**Aim of the exercise**
Gather all lines with "điều" from the records.

--- Begin Records for this exercise ---

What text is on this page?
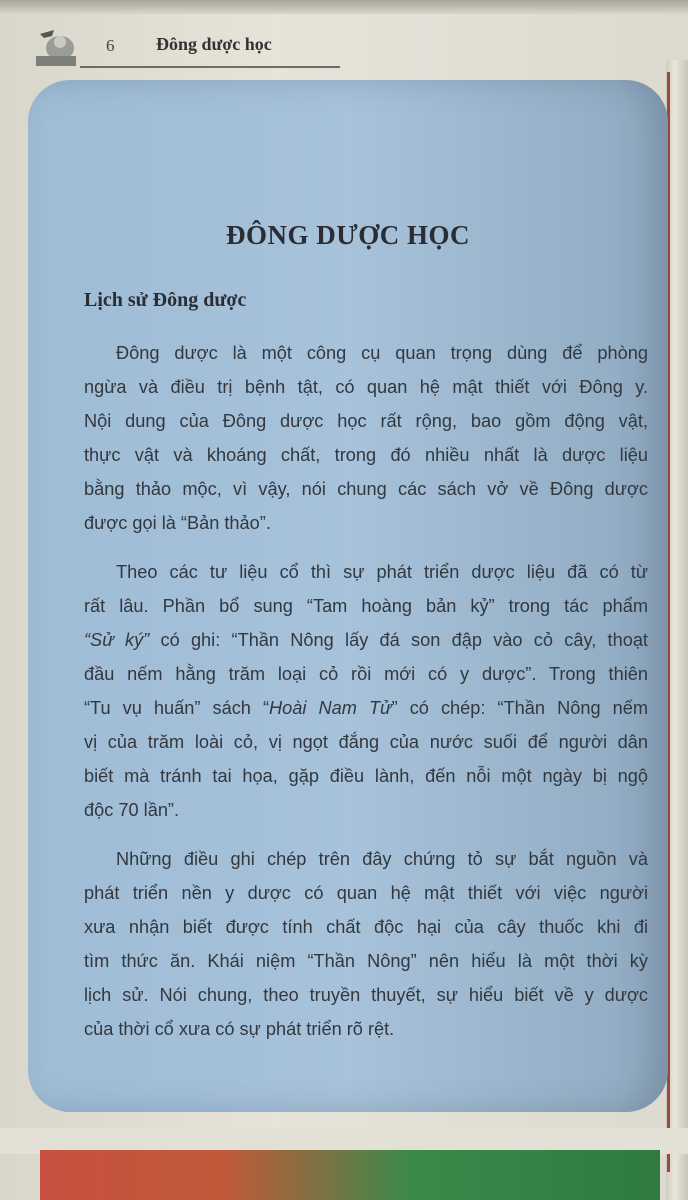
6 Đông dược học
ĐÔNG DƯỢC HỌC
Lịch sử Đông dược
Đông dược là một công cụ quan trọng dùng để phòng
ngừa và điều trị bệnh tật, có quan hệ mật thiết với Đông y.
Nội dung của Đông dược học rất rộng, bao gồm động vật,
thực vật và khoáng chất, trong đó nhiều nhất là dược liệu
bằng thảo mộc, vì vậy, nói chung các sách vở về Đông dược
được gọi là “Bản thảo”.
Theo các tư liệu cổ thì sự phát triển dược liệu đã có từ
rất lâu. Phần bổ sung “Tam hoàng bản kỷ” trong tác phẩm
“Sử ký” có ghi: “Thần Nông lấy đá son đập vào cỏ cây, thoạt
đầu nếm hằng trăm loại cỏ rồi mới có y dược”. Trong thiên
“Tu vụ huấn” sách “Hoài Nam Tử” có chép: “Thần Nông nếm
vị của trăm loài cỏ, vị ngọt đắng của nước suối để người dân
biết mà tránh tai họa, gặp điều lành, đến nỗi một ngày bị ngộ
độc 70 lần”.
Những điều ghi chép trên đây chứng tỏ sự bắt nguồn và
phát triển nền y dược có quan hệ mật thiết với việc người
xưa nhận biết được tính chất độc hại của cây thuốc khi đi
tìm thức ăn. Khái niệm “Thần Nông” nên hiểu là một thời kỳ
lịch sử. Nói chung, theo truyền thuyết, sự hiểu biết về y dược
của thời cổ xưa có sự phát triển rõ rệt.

--- End Records for this exercise ---
--- Begin Records for this exercise ---

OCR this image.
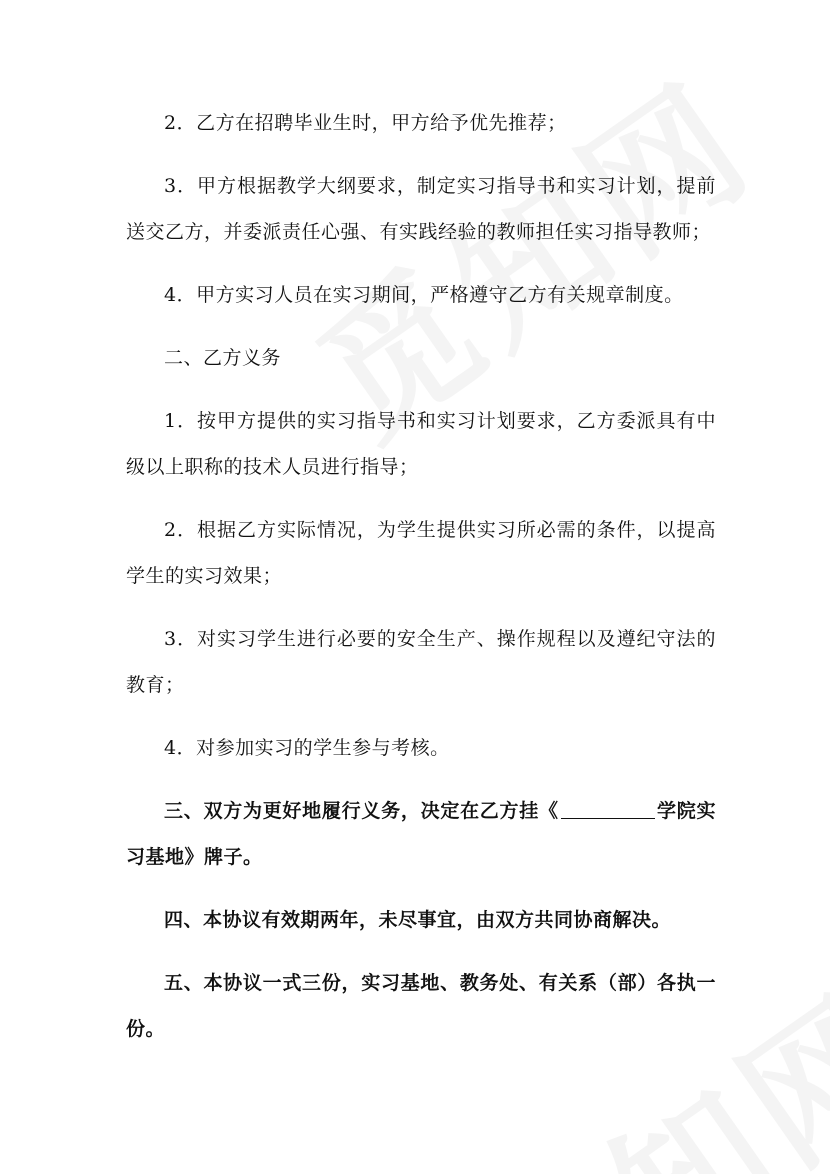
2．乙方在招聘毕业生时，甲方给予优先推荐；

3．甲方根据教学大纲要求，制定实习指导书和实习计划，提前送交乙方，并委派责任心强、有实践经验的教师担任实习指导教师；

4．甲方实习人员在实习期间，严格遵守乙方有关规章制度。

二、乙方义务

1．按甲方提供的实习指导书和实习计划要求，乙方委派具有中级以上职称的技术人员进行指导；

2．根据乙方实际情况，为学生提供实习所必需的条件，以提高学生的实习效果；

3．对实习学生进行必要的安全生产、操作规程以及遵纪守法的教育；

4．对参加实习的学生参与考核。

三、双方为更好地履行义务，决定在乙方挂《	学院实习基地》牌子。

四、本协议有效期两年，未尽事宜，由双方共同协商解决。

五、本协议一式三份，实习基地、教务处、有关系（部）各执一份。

--- End Records for this exercise ---

**Answer in full**
ngừa và điều trị bệnh tật, có quan hệ mật thiết với Đông y.
biết mà tránh tai họa, gặp điều lành, đến nỗi một ngày bị ngộ
Những điều ghi chép trên đây chứng tỏ sự bắt nguồn và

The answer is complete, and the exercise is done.